Dataset records
□ □ □
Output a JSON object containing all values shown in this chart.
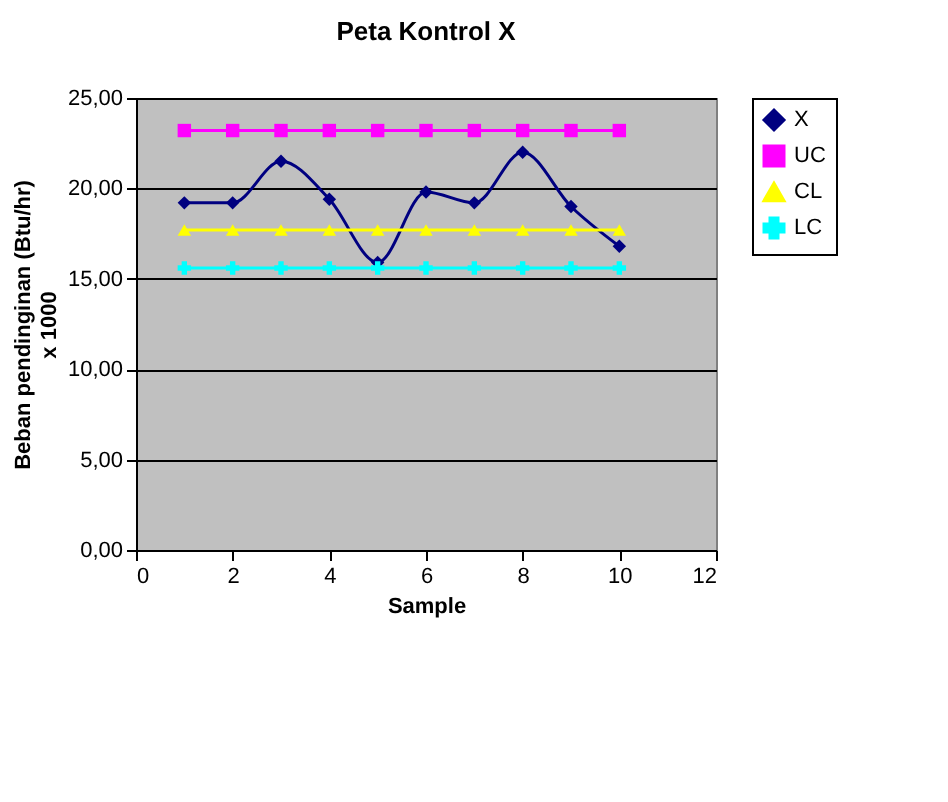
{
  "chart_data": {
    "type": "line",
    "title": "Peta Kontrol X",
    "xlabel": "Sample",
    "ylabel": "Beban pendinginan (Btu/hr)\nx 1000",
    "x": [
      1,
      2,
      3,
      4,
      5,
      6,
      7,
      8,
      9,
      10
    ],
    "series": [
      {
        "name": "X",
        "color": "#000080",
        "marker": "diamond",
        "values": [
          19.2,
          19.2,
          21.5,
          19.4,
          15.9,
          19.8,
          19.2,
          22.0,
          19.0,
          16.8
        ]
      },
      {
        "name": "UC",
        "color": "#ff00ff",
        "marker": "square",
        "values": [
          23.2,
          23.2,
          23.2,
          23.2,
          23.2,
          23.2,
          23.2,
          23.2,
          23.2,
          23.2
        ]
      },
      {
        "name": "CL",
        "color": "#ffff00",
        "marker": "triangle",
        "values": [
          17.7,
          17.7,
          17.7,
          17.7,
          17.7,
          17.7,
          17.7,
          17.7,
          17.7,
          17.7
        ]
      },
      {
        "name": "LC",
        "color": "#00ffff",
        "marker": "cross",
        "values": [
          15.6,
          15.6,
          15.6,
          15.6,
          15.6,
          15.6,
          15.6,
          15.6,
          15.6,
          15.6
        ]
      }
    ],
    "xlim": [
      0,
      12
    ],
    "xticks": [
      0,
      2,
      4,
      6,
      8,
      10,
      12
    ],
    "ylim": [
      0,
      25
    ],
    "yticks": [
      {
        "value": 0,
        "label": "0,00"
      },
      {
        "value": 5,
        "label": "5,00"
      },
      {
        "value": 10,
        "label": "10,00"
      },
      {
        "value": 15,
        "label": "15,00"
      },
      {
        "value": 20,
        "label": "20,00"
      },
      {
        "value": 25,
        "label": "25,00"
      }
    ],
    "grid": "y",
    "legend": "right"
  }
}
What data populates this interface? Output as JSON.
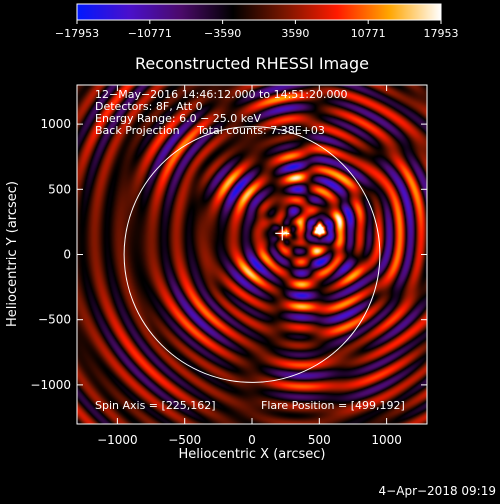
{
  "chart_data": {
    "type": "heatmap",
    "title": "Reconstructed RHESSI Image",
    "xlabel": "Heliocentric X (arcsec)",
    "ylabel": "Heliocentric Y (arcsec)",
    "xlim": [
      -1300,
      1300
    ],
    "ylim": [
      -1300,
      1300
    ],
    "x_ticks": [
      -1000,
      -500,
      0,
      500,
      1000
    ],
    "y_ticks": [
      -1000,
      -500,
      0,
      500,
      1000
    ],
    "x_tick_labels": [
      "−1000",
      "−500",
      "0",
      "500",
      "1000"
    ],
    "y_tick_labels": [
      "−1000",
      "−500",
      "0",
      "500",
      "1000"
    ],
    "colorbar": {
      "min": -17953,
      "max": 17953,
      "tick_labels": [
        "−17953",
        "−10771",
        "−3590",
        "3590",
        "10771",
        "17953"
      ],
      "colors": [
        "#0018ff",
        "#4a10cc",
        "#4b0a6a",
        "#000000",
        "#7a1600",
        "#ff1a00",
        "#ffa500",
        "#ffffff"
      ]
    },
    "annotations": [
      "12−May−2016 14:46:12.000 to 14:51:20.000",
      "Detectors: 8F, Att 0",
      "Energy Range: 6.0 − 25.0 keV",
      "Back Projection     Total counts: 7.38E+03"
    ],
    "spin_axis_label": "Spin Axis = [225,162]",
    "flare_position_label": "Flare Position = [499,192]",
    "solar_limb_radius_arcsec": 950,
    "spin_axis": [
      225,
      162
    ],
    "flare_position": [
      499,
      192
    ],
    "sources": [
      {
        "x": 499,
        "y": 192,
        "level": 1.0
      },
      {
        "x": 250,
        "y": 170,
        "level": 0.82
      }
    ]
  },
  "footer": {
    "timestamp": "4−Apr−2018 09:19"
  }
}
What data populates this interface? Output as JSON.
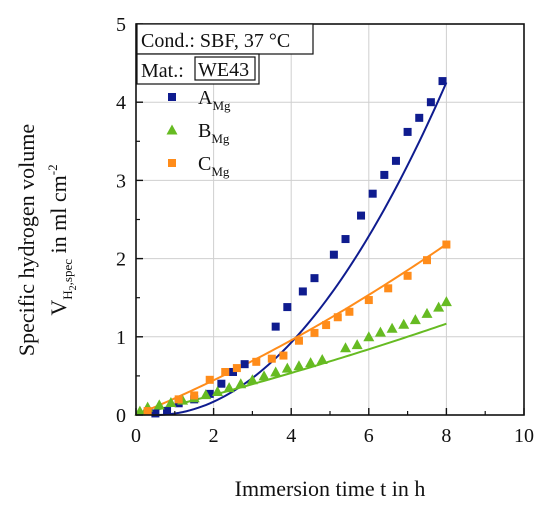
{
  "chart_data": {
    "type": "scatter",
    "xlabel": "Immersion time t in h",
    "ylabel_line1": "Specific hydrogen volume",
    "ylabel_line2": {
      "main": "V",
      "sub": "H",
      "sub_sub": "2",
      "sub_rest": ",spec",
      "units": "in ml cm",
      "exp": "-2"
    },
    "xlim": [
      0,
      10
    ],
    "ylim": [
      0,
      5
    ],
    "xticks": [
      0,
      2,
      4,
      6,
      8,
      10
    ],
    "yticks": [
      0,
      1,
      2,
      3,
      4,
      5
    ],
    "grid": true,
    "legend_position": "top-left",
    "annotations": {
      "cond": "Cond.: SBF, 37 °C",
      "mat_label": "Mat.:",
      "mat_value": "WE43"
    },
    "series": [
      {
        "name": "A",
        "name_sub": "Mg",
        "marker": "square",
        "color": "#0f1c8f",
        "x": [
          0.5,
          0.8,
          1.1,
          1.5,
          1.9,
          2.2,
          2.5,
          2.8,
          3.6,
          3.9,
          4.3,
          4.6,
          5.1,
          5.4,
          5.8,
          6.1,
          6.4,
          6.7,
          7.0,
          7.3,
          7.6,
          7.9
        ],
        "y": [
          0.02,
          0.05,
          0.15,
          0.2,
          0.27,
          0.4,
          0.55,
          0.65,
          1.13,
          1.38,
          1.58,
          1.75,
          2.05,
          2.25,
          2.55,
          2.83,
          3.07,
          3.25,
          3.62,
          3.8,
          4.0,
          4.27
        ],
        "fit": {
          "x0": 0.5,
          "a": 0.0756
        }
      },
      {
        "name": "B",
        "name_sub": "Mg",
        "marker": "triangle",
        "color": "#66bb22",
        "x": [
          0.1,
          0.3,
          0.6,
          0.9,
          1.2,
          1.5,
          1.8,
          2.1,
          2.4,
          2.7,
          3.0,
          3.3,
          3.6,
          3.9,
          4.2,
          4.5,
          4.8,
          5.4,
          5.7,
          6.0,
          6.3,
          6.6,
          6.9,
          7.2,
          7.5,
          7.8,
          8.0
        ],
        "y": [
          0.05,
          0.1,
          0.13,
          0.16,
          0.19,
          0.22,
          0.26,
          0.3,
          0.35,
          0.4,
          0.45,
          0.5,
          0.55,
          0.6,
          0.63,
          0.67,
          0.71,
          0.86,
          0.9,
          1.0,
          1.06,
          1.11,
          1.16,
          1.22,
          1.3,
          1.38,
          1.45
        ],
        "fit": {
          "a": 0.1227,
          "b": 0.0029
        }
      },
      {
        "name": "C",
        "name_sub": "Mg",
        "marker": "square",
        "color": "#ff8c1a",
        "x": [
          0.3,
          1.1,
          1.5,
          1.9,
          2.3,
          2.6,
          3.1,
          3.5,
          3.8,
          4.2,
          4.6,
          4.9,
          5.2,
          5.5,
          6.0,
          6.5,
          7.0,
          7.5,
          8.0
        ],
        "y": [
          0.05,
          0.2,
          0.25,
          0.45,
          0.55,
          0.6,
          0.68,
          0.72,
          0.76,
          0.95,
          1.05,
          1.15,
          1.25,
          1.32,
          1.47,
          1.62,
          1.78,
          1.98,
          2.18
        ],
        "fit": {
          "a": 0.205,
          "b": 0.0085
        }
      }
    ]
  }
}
□ □ □
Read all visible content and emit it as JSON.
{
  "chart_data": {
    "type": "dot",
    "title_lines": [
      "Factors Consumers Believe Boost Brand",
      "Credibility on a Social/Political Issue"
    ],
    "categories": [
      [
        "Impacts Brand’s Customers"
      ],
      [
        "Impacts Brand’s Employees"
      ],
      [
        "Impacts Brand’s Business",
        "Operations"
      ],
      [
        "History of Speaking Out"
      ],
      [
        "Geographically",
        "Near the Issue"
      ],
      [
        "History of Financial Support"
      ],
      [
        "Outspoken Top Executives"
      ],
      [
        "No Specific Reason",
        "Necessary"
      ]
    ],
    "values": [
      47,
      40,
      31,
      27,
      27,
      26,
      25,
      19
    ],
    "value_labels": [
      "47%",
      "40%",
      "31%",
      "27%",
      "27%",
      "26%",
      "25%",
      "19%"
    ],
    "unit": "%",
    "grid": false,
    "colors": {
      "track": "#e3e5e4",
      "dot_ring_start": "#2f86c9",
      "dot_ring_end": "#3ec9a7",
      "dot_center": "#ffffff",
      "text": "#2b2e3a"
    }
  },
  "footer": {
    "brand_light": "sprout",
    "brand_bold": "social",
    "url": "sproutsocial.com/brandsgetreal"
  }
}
□ □ □
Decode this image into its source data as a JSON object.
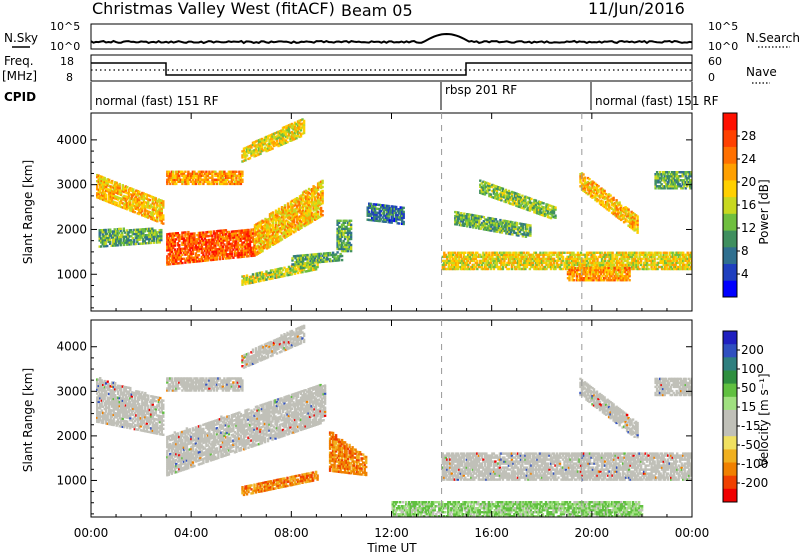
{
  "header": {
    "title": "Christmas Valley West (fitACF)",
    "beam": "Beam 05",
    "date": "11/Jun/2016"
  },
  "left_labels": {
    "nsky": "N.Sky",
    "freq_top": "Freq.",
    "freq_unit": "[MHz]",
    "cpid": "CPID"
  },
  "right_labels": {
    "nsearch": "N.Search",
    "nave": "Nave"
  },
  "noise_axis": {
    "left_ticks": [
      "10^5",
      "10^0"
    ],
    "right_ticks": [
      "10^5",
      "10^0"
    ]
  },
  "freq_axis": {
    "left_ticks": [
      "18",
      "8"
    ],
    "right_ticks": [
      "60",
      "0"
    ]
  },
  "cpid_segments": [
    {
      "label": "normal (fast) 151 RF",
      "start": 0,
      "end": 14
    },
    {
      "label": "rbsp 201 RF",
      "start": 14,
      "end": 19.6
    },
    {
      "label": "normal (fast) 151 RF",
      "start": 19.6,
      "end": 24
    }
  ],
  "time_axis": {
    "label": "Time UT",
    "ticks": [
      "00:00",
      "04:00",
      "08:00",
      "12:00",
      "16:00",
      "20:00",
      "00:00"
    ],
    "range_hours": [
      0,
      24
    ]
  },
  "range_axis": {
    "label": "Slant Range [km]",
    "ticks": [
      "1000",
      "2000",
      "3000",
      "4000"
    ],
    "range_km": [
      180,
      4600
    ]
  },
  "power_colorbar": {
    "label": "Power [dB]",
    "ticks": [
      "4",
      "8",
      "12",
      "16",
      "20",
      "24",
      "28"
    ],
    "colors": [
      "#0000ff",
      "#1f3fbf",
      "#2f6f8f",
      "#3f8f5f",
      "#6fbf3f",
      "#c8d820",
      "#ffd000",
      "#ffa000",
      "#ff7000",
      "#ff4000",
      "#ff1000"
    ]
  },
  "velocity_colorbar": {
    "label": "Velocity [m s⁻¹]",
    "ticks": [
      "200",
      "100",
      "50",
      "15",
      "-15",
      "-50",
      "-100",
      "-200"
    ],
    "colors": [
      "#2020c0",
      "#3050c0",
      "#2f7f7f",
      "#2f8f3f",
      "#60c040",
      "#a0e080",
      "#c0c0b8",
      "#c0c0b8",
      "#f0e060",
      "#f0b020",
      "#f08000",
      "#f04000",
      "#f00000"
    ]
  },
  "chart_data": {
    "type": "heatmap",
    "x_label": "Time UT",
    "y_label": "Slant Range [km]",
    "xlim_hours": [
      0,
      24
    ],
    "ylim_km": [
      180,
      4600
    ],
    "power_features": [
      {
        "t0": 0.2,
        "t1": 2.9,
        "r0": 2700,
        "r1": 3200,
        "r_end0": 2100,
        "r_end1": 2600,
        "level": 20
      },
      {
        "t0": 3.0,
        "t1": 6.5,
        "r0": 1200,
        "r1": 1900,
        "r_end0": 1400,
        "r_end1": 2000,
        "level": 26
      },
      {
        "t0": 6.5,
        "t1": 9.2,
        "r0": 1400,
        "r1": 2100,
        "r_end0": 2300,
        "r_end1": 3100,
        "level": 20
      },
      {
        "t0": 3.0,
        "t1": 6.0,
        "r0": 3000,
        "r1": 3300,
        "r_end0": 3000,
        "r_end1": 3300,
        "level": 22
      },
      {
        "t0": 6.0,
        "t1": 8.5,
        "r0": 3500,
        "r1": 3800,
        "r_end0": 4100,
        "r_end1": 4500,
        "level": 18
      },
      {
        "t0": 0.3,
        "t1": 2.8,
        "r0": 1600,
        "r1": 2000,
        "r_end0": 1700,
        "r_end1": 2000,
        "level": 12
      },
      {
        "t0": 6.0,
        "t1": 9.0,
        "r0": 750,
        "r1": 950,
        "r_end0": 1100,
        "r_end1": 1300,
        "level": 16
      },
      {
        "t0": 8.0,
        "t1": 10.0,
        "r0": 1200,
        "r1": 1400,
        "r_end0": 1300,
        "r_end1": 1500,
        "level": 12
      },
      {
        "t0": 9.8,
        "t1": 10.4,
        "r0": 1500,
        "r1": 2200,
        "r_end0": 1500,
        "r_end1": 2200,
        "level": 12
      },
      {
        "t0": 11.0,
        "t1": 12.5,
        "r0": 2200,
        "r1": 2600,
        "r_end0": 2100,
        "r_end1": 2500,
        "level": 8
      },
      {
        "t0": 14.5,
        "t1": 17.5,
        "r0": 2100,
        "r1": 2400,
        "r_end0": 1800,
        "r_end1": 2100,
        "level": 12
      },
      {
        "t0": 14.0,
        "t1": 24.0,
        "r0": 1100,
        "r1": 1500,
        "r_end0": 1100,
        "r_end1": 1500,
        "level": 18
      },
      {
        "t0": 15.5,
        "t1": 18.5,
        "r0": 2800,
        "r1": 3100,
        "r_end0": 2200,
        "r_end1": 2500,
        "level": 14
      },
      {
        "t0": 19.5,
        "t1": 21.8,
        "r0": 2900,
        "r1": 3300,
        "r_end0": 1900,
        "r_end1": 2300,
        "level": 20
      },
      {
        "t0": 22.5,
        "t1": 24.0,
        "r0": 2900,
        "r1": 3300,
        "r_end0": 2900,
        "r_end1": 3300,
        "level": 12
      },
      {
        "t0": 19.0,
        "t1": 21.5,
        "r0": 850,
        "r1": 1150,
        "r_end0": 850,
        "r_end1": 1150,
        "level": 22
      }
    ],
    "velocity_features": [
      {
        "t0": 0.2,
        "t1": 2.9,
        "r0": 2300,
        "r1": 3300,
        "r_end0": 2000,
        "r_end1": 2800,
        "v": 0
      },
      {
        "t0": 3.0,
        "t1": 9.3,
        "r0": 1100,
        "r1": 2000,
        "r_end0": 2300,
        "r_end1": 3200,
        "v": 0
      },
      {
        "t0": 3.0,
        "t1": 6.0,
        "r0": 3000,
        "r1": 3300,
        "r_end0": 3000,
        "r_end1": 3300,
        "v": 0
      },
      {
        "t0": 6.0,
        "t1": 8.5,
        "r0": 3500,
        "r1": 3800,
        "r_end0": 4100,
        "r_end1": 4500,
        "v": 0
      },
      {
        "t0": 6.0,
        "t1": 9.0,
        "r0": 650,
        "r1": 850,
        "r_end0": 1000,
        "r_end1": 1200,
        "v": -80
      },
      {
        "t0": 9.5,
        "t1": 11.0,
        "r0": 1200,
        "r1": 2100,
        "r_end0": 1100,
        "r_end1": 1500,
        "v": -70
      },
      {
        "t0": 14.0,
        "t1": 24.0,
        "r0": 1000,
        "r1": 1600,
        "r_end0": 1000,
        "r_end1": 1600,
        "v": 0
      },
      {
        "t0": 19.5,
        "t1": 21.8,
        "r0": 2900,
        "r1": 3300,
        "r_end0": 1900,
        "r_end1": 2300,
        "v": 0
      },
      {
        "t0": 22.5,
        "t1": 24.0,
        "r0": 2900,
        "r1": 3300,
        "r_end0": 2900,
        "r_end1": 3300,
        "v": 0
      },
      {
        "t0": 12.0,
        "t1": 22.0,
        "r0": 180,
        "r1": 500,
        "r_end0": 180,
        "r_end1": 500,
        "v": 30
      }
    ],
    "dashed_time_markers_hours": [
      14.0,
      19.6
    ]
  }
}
□ □ □
REQUIRED WORK: In the entries above, find each line with the word "Issue" and show it.

SOLUTION:
      "Credibility on a Social/Political Issue"
        "Near the Issue"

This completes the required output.